--- Input material ---
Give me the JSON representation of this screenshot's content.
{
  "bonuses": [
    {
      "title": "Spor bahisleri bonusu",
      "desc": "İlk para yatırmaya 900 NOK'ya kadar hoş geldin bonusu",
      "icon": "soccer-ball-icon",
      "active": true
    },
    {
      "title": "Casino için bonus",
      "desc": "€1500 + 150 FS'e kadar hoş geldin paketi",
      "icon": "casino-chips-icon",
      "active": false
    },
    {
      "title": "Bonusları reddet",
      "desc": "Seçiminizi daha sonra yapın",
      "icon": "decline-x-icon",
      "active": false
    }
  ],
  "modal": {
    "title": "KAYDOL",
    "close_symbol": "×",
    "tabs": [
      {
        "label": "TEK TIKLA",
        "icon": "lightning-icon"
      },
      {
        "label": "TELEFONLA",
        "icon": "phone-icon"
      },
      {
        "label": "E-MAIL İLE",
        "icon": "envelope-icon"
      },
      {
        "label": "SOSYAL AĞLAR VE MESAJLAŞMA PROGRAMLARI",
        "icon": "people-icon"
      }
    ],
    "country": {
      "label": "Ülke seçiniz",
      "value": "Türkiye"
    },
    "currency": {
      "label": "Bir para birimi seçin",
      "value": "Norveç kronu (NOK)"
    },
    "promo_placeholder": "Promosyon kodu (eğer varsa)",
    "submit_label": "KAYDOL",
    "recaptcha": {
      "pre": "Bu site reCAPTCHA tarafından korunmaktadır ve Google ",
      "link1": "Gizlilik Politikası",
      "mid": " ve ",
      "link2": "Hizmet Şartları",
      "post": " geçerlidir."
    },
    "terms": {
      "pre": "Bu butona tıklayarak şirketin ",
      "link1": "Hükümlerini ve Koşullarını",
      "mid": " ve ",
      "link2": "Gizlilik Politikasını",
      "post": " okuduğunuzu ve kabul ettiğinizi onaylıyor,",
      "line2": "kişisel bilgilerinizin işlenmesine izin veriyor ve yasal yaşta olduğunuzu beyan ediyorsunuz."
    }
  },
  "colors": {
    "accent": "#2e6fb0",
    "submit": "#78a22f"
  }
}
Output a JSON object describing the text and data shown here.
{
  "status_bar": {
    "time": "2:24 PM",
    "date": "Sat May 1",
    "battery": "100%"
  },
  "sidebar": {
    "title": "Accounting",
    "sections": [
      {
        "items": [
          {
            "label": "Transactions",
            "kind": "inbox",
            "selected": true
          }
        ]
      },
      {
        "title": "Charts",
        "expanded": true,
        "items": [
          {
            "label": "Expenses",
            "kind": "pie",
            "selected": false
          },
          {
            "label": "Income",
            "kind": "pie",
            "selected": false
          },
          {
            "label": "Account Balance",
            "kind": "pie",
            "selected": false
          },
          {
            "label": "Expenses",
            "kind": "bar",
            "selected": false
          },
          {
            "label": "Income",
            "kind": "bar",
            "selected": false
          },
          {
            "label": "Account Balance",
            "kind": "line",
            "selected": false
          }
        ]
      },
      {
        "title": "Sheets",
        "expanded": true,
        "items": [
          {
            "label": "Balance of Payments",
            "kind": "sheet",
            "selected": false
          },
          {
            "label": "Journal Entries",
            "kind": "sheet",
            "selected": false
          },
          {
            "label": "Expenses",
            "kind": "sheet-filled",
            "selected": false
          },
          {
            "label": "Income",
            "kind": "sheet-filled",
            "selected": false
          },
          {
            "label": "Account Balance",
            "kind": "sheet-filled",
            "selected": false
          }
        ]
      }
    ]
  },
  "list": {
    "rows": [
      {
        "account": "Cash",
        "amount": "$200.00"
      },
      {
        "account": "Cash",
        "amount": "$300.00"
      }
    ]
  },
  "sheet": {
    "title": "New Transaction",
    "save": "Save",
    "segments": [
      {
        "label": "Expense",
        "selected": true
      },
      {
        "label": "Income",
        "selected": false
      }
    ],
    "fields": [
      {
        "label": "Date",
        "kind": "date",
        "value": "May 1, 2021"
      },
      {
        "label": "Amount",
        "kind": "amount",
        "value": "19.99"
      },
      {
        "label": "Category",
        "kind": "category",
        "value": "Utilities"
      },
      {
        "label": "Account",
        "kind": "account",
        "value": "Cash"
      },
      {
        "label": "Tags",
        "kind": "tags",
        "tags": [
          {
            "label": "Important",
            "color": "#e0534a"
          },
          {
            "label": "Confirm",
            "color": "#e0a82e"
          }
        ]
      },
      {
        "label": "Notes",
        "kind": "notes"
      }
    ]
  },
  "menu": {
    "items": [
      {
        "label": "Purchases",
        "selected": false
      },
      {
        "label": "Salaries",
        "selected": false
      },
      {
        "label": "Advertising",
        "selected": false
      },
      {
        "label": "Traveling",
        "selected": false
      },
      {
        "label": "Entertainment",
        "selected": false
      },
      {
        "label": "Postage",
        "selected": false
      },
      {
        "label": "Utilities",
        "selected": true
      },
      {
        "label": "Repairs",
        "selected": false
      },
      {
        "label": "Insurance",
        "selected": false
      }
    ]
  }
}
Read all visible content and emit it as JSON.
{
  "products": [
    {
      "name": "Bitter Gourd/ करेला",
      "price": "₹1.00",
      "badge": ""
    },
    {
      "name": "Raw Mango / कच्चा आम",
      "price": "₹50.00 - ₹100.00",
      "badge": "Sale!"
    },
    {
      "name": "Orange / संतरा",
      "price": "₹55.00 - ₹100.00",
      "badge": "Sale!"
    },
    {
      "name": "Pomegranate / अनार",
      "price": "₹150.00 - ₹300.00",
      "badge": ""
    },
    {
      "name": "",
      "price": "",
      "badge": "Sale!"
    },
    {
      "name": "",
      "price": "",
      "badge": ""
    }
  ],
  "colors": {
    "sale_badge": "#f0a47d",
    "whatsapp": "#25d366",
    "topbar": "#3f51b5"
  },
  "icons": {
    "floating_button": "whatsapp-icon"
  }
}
---
- Prompt -
Copy all lines from the entries that contain the word "kadar".

- Response -
      "desc": "İlk para yatırmaya 900 NOK'ya kadar hoş geldin bonusu",
      "desc": "€1500 + 150 FS'e kadar hoş geldin paketi",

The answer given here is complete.